**GIVEN REQUEST:**
Pick out each line containing the string "title".

-- START --

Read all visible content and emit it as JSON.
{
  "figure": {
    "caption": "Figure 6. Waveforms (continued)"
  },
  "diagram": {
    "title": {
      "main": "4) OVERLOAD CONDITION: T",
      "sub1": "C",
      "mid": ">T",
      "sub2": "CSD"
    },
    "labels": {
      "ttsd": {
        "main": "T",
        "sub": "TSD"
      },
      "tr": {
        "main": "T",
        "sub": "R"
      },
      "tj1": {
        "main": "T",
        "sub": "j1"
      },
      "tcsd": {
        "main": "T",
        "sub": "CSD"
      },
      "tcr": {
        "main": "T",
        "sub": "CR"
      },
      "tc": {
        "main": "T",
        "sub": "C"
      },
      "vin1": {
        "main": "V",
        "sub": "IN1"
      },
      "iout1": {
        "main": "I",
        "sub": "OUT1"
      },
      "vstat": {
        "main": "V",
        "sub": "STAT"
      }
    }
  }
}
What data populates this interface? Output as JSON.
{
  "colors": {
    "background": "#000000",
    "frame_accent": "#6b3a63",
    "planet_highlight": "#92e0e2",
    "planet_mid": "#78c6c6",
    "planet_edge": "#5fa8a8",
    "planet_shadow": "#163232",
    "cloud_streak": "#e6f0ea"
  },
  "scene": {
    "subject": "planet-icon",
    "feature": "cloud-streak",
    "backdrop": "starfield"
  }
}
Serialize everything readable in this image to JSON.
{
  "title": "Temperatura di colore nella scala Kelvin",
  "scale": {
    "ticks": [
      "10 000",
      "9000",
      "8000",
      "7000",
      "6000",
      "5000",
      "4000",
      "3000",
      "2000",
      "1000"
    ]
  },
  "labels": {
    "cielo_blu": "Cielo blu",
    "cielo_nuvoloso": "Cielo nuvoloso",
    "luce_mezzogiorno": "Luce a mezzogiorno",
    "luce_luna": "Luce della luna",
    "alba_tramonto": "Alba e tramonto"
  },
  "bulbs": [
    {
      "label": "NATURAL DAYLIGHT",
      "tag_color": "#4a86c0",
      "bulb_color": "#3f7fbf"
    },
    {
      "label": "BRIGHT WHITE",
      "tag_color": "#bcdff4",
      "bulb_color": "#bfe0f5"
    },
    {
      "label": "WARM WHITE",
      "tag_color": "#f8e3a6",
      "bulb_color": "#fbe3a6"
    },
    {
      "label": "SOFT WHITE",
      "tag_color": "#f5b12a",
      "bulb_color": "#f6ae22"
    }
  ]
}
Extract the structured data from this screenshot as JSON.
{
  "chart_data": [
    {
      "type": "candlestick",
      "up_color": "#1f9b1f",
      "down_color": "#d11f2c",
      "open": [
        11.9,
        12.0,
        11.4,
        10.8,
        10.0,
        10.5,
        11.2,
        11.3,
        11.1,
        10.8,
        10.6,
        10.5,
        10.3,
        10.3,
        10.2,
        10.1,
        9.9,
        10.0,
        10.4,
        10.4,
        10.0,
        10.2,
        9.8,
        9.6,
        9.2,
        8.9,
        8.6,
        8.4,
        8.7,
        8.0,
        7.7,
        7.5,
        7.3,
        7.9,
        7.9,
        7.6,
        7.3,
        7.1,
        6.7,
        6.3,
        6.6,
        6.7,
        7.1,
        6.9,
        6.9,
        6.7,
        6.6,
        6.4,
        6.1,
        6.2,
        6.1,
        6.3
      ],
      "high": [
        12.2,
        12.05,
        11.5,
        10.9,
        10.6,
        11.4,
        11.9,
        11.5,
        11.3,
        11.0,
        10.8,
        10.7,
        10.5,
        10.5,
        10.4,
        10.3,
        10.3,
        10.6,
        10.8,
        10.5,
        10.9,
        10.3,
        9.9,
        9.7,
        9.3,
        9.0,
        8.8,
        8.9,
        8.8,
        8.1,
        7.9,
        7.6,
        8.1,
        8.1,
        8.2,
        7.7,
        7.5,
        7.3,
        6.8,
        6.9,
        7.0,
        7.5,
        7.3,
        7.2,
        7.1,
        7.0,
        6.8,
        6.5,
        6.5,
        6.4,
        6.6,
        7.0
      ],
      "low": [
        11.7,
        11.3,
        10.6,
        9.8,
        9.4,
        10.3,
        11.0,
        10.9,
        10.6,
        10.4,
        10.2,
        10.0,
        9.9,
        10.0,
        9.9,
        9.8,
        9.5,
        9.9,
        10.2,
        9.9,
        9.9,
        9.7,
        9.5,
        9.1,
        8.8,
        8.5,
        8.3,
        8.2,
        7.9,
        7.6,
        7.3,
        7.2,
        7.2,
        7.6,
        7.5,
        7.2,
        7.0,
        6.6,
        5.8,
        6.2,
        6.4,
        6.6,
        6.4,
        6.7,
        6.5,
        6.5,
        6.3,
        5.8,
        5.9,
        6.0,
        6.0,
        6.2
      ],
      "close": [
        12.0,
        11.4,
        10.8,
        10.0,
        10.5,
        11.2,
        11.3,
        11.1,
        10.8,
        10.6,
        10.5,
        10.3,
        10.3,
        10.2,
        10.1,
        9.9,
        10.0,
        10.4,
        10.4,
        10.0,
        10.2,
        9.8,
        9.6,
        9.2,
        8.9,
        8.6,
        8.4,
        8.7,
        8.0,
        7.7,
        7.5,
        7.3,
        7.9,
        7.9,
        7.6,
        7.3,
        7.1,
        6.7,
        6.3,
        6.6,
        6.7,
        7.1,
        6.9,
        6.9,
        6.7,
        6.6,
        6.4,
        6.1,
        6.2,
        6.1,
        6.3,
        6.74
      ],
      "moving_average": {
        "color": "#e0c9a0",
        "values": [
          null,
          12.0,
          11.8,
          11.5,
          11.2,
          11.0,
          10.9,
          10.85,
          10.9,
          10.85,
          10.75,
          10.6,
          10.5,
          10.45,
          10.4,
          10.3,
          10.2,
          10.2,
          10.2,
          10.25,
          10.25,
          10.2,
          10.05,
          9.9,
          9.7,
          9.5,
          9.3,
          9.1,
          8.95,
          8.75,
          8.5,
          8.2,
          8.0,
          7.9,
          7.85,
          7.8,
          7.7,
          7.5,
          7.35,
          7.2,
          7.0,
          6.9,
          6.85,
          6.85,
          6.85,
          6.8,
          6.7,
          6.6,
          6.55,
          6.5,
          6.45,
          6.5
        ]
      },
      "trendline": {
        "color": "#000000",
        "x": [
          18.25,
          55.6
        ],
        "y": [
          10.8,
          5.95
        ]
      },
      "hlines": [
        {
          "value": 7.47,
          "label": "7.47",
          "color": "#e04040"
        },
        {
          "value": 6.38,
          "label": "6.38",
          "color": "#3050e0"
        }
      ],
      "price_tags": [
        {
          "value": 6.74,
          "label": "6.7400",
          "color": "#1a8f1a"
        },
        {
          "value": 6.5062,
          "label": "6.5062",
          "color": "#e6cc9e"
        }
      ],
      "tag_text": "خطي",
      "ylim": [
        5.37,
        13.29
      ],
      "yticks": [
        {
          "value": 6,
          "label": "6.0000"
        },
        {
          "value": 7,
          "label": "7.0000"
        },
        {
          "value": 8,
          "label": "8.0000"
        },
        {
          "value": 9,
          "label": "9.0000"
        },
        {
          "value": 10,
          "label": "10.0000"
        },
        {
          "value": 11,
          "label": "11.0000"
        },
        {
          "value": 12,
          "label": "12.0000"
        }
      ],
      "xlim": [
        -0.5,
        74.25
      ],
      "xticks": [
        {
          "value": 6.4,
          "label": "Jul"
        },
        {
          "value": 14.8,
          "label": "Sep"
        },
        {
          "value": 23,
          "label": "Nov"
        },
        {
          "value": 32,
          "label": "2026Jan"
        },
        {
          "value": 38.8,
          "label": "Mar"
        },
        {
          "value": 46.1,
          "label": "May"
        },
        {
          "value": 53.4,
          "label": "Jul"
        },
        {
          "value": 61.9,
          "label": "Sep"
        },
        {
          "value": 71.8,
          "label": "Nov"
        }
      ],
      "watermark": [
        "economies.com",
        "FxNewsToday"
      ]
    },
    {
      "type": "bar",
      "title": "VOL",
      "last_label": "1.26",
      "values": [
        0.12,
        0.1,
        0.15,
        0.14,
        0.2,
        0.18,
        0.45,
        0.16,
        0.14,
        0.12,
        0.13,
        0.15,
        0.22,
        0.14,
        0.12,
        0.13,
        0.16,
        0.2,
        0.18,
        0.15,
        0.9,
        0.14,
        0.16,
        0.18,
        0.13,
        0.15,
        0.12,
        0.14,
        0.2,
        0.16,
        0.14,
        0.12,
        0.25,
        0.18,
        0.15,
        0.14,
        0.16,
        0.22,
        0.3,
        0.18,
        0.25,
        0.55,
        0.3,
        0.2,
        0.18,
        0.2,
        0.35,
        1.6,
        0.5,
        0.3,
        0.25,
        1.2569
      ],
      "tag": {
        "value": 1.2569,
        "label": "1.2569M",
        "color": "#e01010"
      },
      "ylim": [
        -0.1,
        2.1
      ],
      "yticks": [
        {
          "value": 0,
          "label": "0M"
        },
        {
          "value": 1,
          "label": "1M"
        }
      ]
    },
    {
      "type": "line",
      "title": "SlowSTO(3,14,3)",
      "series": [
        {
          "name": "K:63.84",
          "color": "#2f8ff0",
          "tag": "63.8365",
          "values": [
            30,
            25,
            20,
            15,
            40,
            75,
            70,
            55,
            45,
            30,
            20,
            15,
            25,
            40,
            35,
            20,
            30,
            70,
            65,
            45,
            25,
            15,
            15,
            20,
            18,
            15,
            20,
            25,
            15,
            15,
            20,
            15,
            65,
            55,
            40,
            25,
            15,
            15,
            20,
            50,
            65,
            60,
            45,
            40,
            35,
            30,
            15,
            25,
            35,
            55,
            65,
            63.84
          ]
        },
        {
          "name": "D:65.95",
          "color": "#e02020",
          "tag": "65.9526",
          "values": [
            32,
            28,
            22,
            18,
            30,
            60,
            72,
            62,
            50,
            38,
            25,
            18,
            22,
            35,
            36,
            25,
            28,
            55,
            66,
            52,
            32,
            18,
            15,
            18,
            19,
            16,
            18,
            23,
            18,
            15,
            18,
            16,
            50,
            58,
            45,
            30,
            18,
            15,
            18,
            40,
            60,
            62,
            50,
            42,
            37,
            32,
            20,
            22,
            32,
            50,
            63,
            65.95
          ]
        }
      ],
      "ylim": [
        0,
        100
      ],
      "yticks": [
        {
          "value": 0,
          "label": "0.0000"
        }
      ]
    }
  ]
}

-- END --

**OUTPUT OF THE TASK:**
    "title": {
  "title": "Temperatura di colore nella scala Kelvin",
      "title": "VOL",
      "title": "SlowSTO(3,14,3)",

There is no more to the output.